Exercício escrito = Reproduza por inteiro, sem nenhuma alteração, o trecho sobre litisconsórcio necessário.

Também o voto do redator para o acórdão, Ministro Henrique Neves, destacou que apenas se cogita de litisconsórcio necessário quando o candidato é mero beneficiário de ato praticado de responsabilidade de terceiro:

É evidente que a não inclusão de quem foi responsável pela prática de determinado ato no polo passivo da demanda caracteriza situação que dificulta a defesa daqueles que são apontados apenas como beneficiários. Por óbvio, o agente que praticou o ato tem maiores condições não apenas de defender a sua legalidade, mas principalmente de demonstrar as circunstâncias em que os fatos ocorreram, trazendo, inclusive, eventuais justificativas.

Nesse aspecto, para a correta aplicação do direito, é necessário privilegiar a verdade material, sem se descuidar do devido processo legal e da ampla defesa, com todos os recursos que lhe são inerentes.

(Itens armazenados)

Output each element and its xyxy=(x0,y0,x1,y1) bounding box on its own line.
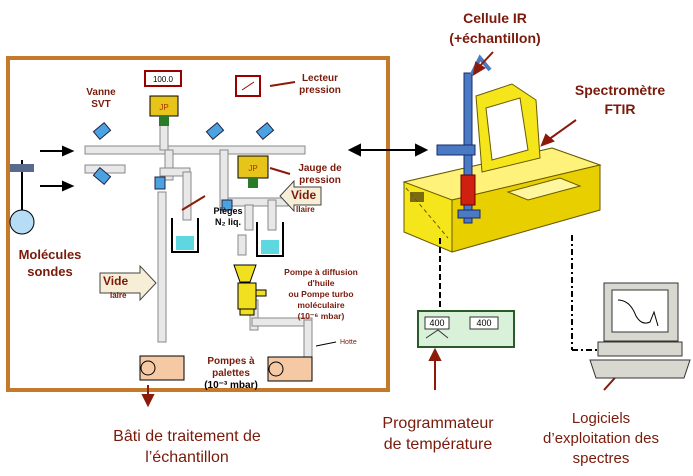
jp-tag-2: JP xyxy=(248,164,257,173)
bati-label-1: Bâti de traitement de xyxy=(113,428,261,445)
molecules-label-1: Molécules xyxy=(19,247,82,262)
input-arrows xyxy=(40,145,75,192)
lecteur-label-2: pression xyxy=(299,85,341,96)
rotary-pumps xyxy=(139,355,313,382)
pompes-pal-label-1: Pompes à xyxy=(207,356,255,367)
link-arrow xyxy=(347,143,429,157)
ftir-spectrometer xyxy=(402,83,602,253)
pressure-display xyxy=(144,70,182,87)
vide1-sup: Iaire xyxy=(110,291,127,300)
pieges-label-2: N₂ liq. xyxy=(215,217,241,227)
cold-traps xyxy=(171,218,284,257)
pompes-pal-label-3: (10⁻³ mbar) xyxy=(204,380,258,391)
bati-frame xyxy=(6,56,390,392)
lecteur-label-1: Lecteur xyxy=(302,73,338,84)
jp-tag-1: JP xyxy=(159,103,168,112)
vanne-label-2: SVT xyxy=(91,99,110,110)
vide2-main: Vide xyxy=(291,188,316,202)
vide2-sup: IIaire xyxy=(296,205,315,214)
jp-connector-2 xyxy=(248,178,258,188)
temperature-programmer xyxy=(417,310,515,348)
jauge-label-2: pression xyxy=(299,175,341,186)
prog-display-right: 400 xyxy=(476,318,491,328)
vanne-label-1: Vanne xyxy=(86,87,116,98)
logiciels-label-3: spectres xyxy=(573,450,630,467)
jauge-label-1: Jauge de xyxy=(298,163,342,174)
ir-cell-label-2: (+échantillon) xyxy=(449,30,540,46)
logiciels-label-2: d’exploitation des xyxy=(543,430,659,447)
bati-label-2: l’échantillon xyxy=(145,449,229,466)
pieges-label-1: Pièges xyxy=(213,206,242,216)
callout-arrows xyxy=(141,51,628,408)
diffusion-pump xyxy=(233,264,267,316)
vide-ii-callout xyxy=(279,179,322,213)
prog-display-left: 400 xyxy=(429,318,444,328)
prog-label-2: de température xyxy=(384,436,493,453)
computer xyxy=(589,282,691,379)
logiciels-label-1: Logiciels xyxy=(572,410,630,427)
pompe-diff-label-5: (10⁻⁶ mbar) xyxy=(298,311,345,321)
spectro-label-1: Spectromètre xyxy=(575,82,665,98)
pompe-diff-label-3: ou Pompe turbo xyxy=(288,289,353,299)
vide1-main: Vide xyxy=(103,274,128,288)
pompe-diff-label-4: moléculaire xyxy=(297,300,345,310)
prog-label-1: Programmateur xyxy=(382,415,494,432)
spectro-label-2: FTIR xyxy=(604,101,635,117)
jp-connector-1 xyxy=(159,116,169,126)
vide-i-callout xyxy=(99,264,157,302)
pointer-arrows xyxy=(181,81,296,211)
ir-cell-label-1: Cellule IR xyxy=(463,10,527,26)
pompe-diff-label-1: Pompe à diffusion xyxy=(284,267,358,277)
pompes-pal-label-2: palettes xyxy=(212,368,250,379)
hotte-label: Hotte xyxy=(340,339,357,346)
molecule-flask xyxy=(9,160,35,235)
ir-cell xyxy=(436,54,492,224)
vanne-svt-valves xyxy=(92,121,275,211)
pompe-diff-label-2: d'huile xyxy=(307,278,334,288)
gauge-readout: 100.0 xyxy=(153,75,174,84)
pipe-network xyxy=(84,104,313,361)
connection-lines xyxy=(405,187,600,351)
molecules-label-2: sondes xyxy=(27,264,73,279)
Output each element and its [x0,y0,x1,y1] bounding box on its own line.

Resposta desenvolvida =
Também o voto do redator para o acórdão, Ministro Henrique Neves, destacou que apenas se cogita de litisconsórcio necessário quando o candidato é mero beneficiário de ato praticado de responsabilidade de terceiro:

É evidente que a não inclusão de quem foi responsável pela prática de determinado ato no polo passivo da demanda caracteriza situação que dificulta a defesa daqueles que são apontados apenas como beneficiários. Por óbvio, o agente que praticou o ato tem maiores condições não apenas de defender a sua legalidade, mas principalmente de demonstrar as circunstâncias em que os fatos ocorreram, trazendo, inclusive, eventuais justificativas.

Nesse aspecto, para a correta aplicação do direito, é necessário privilegiar a verdade material, sem se descuidar do devido processo legal e da ampla defesa, com todos os recursos que lhe são inerentes.